Requirement | Extract every line where the string "Romanticisme" appears.

Extracted entries |
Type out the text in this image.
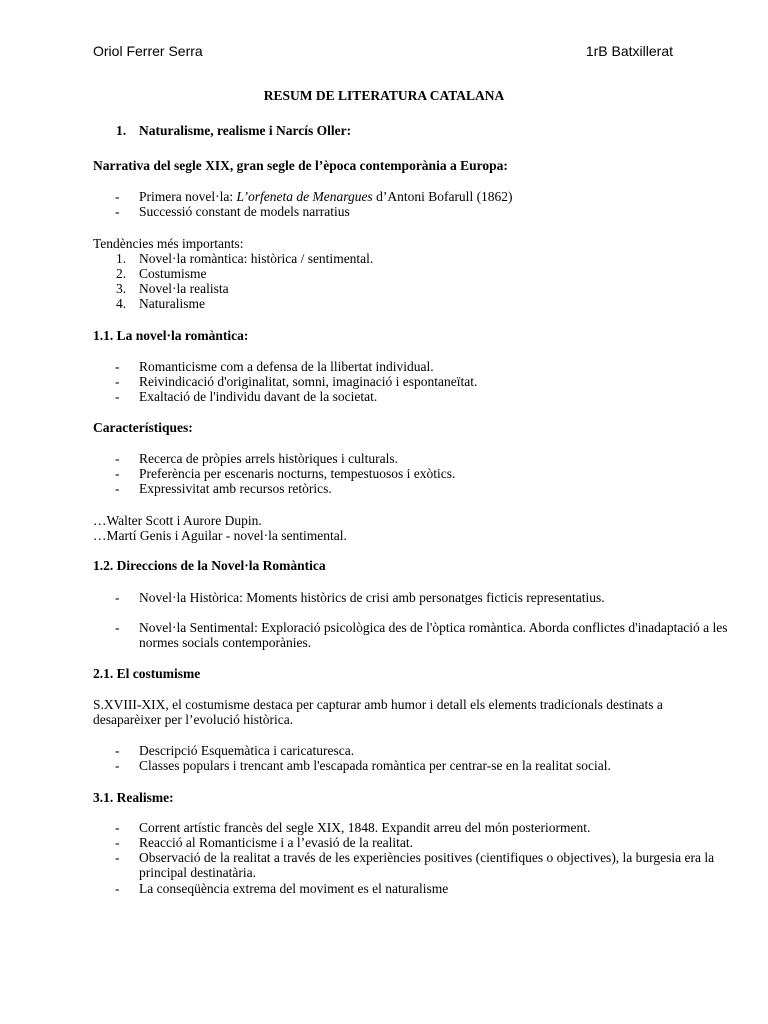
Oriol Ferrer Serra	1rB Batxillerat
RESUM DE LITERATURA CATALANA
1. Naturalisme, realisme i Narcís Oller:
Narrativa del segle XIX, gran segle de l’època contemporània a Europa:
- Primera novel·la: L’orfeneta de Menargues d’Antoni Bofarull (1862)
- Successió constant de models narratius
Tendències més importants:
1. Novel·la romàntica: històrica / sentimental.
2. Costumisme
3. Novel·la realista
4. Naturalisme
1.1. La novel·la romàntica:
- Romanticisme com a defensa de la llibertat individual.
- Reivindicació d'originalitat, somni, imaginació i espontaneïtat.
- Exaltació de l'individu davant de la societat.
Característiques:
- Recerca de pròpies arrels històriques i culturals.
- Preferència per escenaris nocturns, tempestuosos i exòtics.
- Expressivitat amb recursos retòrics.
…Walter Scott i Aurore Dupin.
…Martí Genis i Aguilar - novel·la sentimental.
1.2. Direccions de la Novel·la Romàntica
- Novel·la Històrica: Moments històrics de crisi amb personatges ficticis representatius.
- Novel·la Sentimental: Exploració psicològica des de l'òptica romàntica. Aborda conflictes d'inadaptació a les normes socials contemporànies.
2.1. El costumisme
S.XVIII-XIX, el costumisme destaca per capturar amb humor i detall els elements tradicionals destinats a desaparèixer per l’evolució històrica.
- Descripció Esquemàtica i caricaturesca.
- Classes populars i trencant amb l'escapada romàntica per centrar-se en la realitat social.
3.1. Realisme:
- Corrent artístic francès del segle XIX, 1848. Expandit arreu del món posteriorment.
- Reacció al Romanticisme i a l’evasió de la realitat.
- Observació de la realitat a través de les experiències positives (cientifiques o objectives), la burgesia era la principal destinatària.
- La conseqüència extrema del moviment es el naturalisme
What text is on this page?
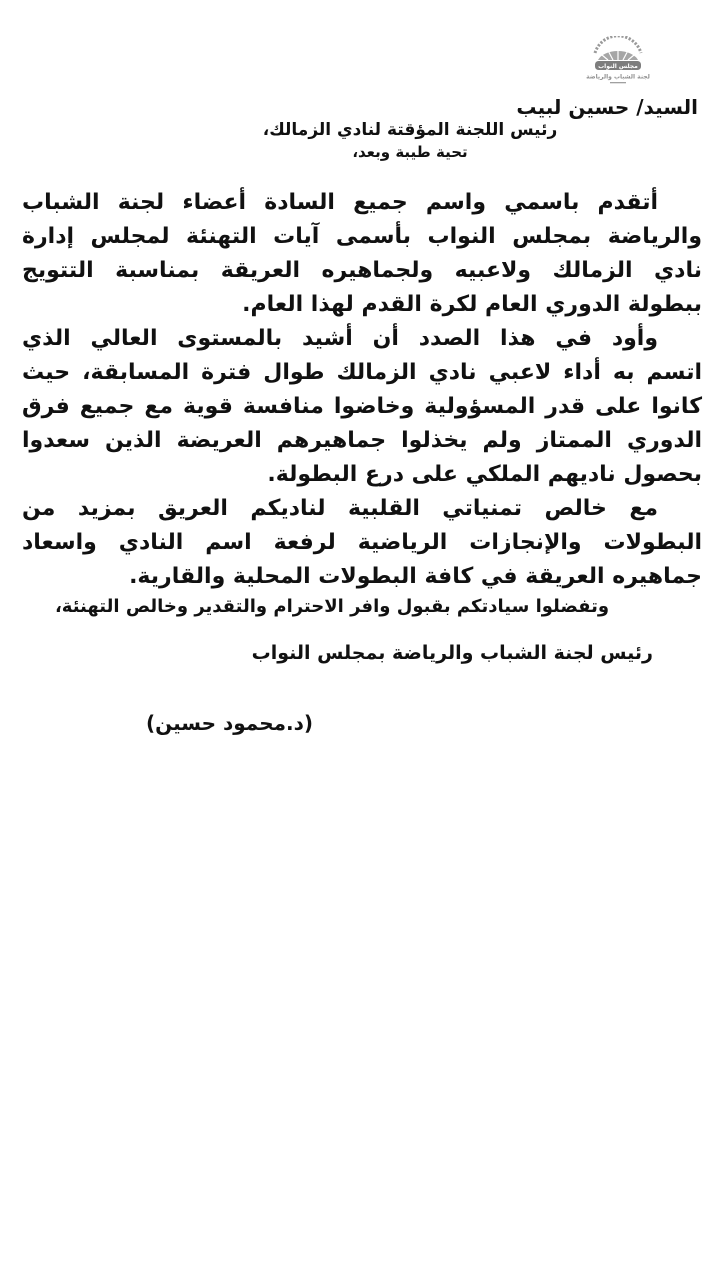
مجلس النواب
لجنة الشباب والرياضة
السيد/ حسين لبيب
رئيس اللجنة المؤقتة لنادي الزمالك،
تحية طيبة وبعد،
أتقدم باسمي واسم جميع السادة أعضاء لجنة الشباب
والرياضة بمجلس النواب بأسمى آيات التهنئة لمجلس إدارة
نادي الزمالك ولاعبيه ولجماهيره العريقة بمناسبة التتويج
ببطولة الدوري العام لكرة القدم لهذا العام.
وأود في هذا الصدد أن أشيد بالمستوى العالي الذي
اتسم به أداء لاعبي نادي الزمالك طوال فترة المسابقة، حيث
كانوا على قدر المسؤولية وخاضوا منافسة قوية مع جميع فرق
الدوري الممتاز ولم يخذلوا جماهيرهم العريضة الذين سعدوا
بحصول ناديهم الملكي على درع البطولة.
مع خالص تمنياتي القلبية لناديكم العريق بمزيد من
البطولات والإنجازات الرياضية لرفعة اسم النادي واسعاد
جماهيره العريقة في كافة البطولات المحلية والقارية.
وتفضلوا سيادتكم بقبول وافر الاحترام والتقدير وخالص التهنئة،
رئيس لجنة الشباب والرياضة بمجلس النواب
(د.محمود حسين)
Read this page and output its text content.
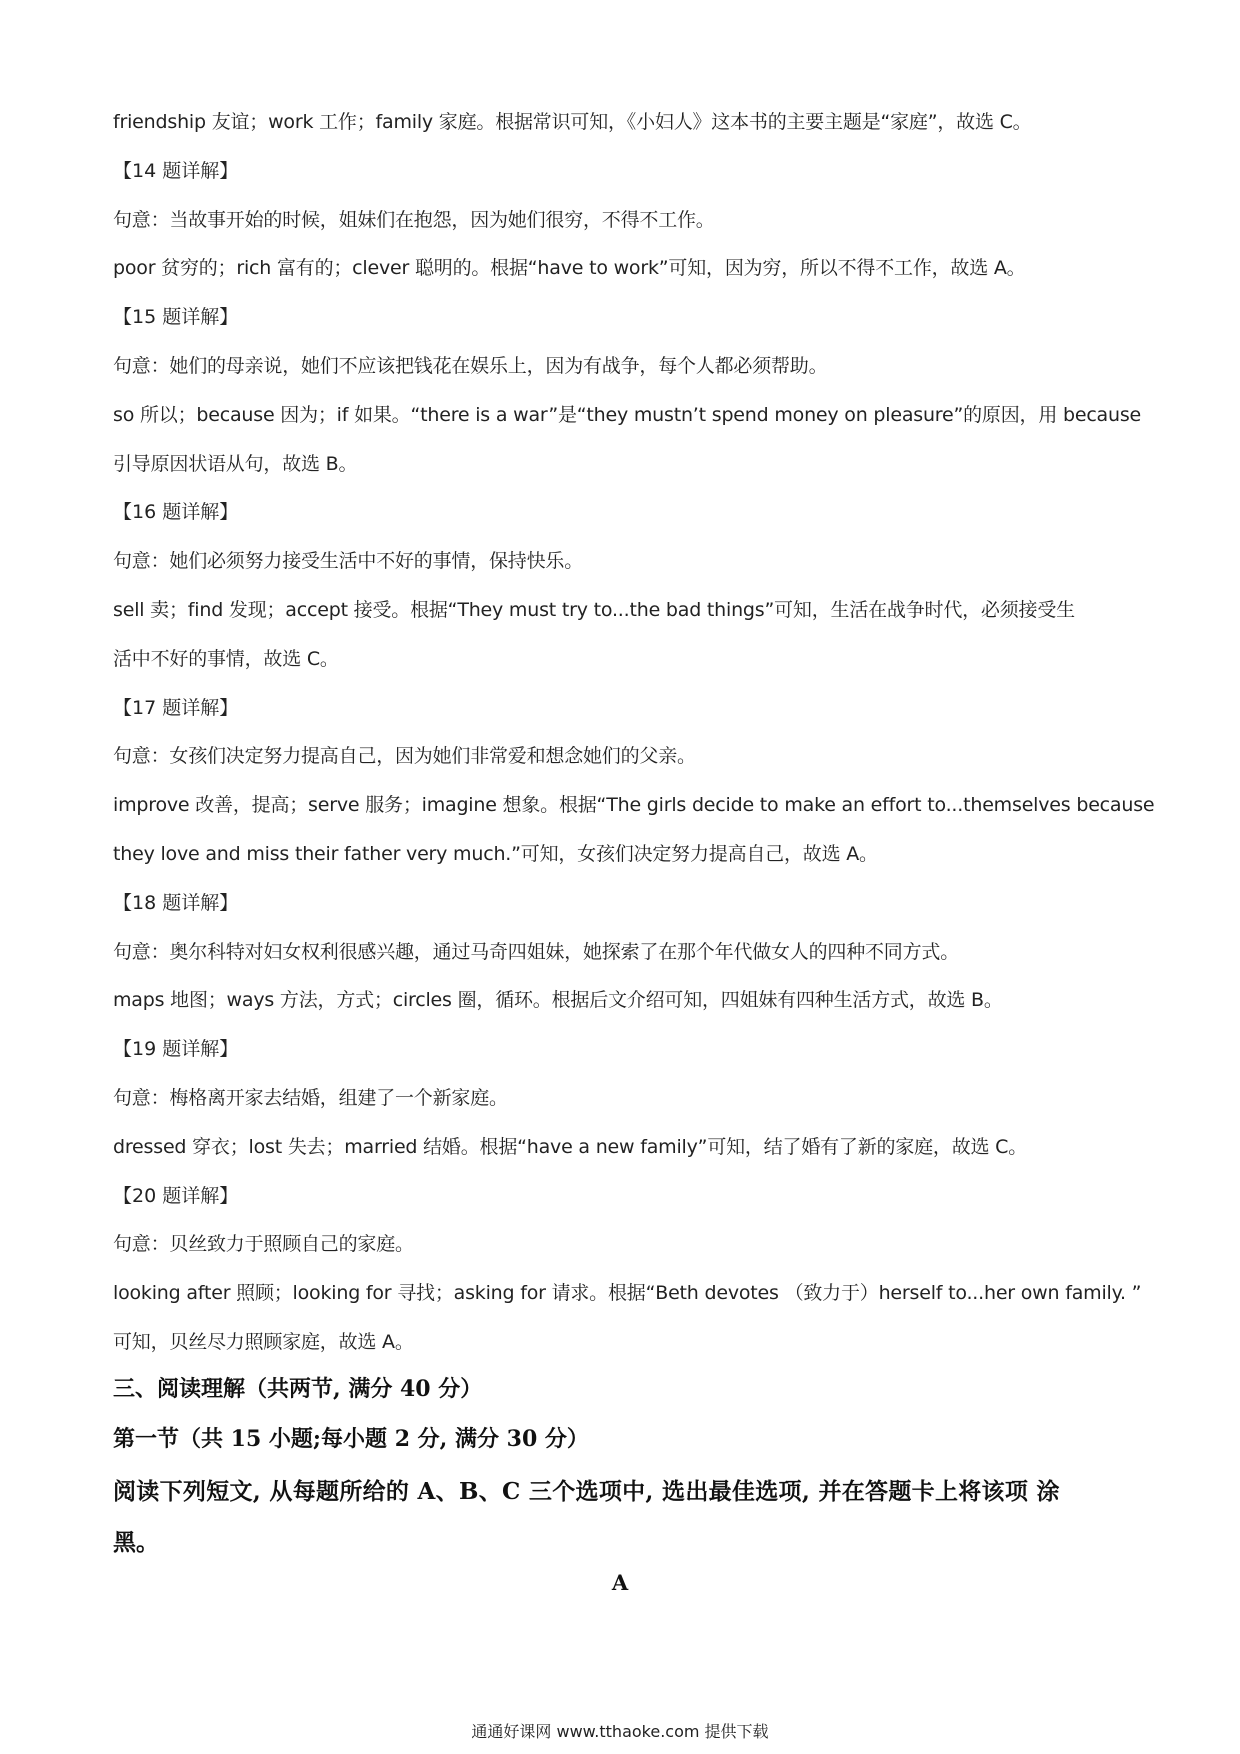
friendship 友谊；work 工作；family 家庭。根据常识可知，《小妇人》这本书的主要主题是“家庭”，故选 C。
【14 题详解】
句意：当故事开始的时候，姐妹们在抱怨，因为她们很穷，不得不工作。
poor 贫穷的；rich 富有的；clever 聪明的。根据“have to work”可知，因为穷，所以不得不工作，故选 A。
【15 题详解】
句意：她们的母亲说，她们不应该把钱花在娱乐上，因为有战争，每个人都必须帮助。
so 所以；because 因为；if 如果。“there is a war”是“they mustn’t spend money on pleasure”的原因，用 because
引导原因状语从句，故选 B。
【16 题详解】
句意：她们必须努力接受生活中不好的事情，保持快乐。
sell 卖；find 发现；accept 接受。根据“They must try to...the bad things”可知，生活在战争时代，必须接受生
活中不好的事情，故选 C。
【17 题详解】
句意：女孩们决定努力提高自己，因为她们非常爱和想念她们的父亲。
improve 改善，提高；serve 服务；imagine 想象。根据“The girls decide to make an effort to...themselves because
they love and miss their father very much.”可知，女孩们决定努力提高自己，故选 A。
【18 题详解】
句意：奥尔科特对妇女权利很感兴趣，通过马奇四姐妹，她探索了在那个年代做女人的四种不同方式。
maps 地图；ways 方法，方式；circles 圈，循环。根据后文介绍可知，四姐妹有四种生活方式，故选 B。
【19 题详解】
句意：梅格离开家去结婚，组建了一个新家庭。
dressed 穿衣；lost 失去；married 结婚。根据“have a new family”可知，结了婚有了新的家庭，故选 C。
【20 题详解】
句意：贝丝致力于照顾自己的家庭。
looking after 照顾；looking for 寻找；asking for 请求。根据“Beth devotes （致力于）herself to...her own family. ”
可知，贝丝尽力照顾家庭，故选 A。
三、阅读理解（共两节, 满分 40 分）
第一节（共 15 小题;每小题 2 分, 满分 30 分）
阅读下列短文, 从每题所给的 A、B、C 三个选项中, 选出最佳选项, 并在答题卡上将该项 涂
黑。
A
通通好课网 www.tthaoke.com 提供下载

Reply |
- Romanticisme com a defensa de la llibertat individual.
- Reacció al Romanticisme i a l’evasió de la realitat.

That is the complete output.